Exercise description
Nothing but the records, copied exactly and stripped of pictures, should be in the answer.

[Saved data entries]
━━━━━━━━━━━━━━━━━━━━━━━━━━━━━━
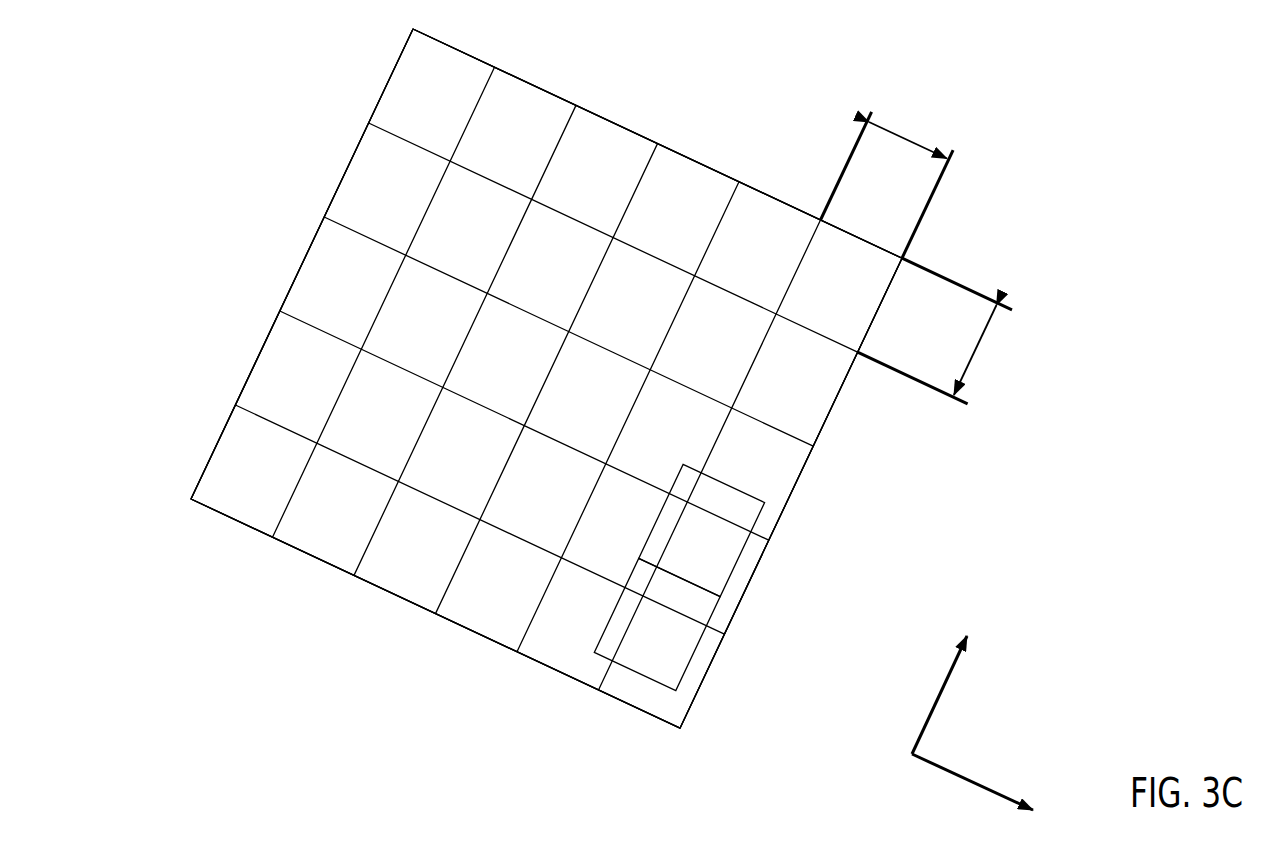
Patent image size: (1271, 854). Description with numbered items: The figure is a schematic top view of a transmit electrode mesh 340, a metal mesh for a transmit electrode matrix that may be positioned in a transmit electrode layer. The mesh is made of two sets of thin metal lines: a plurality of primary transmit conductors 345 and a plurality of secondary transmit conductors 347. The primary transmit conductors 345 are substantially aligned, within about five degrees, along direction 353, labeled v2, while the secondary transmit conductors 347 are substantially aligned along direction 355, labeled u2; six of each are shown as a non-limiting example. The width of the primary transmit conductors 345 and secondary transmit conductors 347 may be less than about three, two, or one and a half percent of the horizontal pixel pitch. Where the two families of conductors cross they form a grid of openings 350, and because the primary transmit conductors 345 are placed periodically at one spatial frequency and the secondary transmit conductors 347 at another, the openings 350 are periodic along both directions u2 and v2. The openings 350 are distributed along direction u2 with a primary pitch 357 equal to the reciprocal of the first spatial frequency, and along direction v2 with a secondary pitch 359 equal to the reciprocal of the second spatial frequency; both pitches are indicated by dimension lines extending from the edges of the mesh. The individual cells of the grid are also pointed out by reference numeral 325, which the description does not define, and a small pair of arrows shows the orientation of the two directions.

The transmit electrode mesh 340 is at (258, 88).
The openings 350 is at (644, 320).
The secondary transmit conductors 347 is at (396, 62).
The primary transmit conductors 345 is at (771, 195).
The pixels 325 is at (680, 497).
The secondary pitch 359 is at (858, 110).
The primary pitch 357 is at (948, 278).
The direction v2 353 is at (948, 668).
The direction u2 355 is at (958, 773).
━━━━━━━━━━━━━━━━━━━━━━━━━━━━━━
Response for this exercise
Patent image size: (1271, 854). Description with numbered items: The figure is a schematic top view of a transmit electrode mesh 340, a metal mesh for a transmit electrode matrix that may be positioned in a transmit electrode layer. The mesh is made of two sets of thin metal lines: a plurality of primary transmit conductors 345 and a plurality of secondary transmit conductors 347. The primary transmit conductors 345 are substantially aligned, within about five degrees, along direction 353, labeled v2, while the secondary transmit conductors 347 are substantially aligned along direction 355, labeled u2; six of each are shown as a non-limiting example. The width of the primary transmit conductors 345 and secondary transmit conductors 347 may be less than about three, two, or one and a half percent of the horizontal pixel pitch. Where the two families of conductors cross they form a grid of openings 350, and because the primary transmit conductors 345 are placed periodically at one spatial frequency and the secondary transmit conductors 347 at another, the openings 350 are periodic along both directions u2 and v2. The openings 350 are distributed along direction u2 with a primary pitch 357 equal to the reciprocal of the first spatial frequency, and along direction v2 with a secondary pitch 359 equal to the reciprocal of the second spatial frequency; both pitches are indicated by dimension lines extending from the edges of the mesh. The individual cells of the grid are also pointed out by reference numeral 325, which the description does not define, and a small pair of arrows shows the orientation of the two directions.

The transmit electrode mesh 340 is at (258, 88).
The openings 350 is at (644, 320).
The secondary transmit conductors 347 is at (396, 62).
The primary transmit conductors 345 is at (771, 195).
The pixels 325 is at (680, 497).
The secondary pitch 359 is at (858, 110).
The primary pitch 357 is at (948, 278).
The direction v2 353 is at (948, 668).
The direction u2 355 is at (958, 773).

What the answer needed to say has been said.